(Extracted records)
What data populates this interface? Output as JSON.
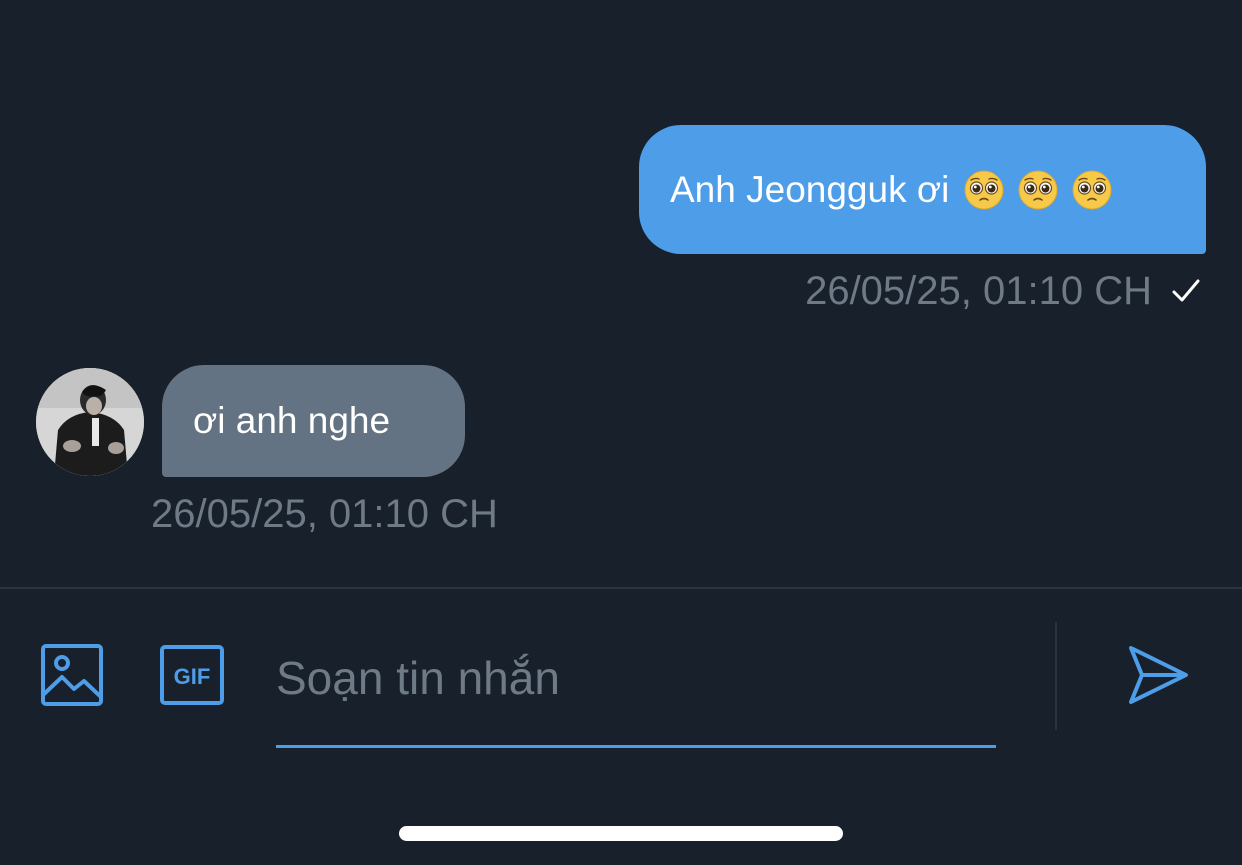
{
  "messages": [
    {
      "direction": "sent",
      "text": "Anh Jeongguk ơi",
      "emojis": [
        "pleading-face-emoji",
        "pleading-face-emoji",
        "pleading-face-emoji"
      ],
      "timestamp": "26/05/25, 01:10 CH",
      "status_icon": "check-icon"
    },
    {
      "direction": "received",
      "text": "ơi anh nghe",
      "timestamp": "26/05/25, 01:10 CH",
      "avatar_icon": "avatar"
    }
  ],
  "composer": {
    "image_icon": "image-icon",
    "gif_label": "GIF",
    "placeholder": "Soạn tin nhắn",
    "value": "",
    "send_icon": "send-icon"
  },
  "colors": {
    "background": "#17202b",
    "sent_bubble": "#4d9de8",
    "received_bubble": "#647383",
    "timestamp_text": "#6f7a87",
    "accent": "#4d9de8"
  }
}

What this task involves: Copy the records word for word, leaving no picture in the copy.

Full solution:
What data populates this interface? Output as JSON.
{
  "messages": [
    {
      "direction": "sent",
      "text": "Anh Jeongguk ơi",
      "emojis": [
        "pleading-face-emoji",
        "pleading-face-emoji",
        "pleading-face-emoji"
      ],
      "timestamp": "26/05/25, 01:10 CH",
      "status_icon": "check-icon"
    },
    {
      "direction": "received",
      "text": "ơi anh nghe",
      "timestamp": "26/05/25, 01:10 CH",
      "avatar_icon": "avatar"
    }
  ],
  "composer": {
    "image_icon": "image-icon",
    "gif_label": "GIF",
    "placeholder": "Soạn tin nhắn",
    "value": "",
    "send_icon": "send-icon"
  },
  "colors": {
    "background": "#17202b",
    "sent_bubble": "#4d9de8",
    "received_bubble": "#647383",
    "timestamp_text": "#6f7a87",
    "accent": "#4d9de8"
  }
}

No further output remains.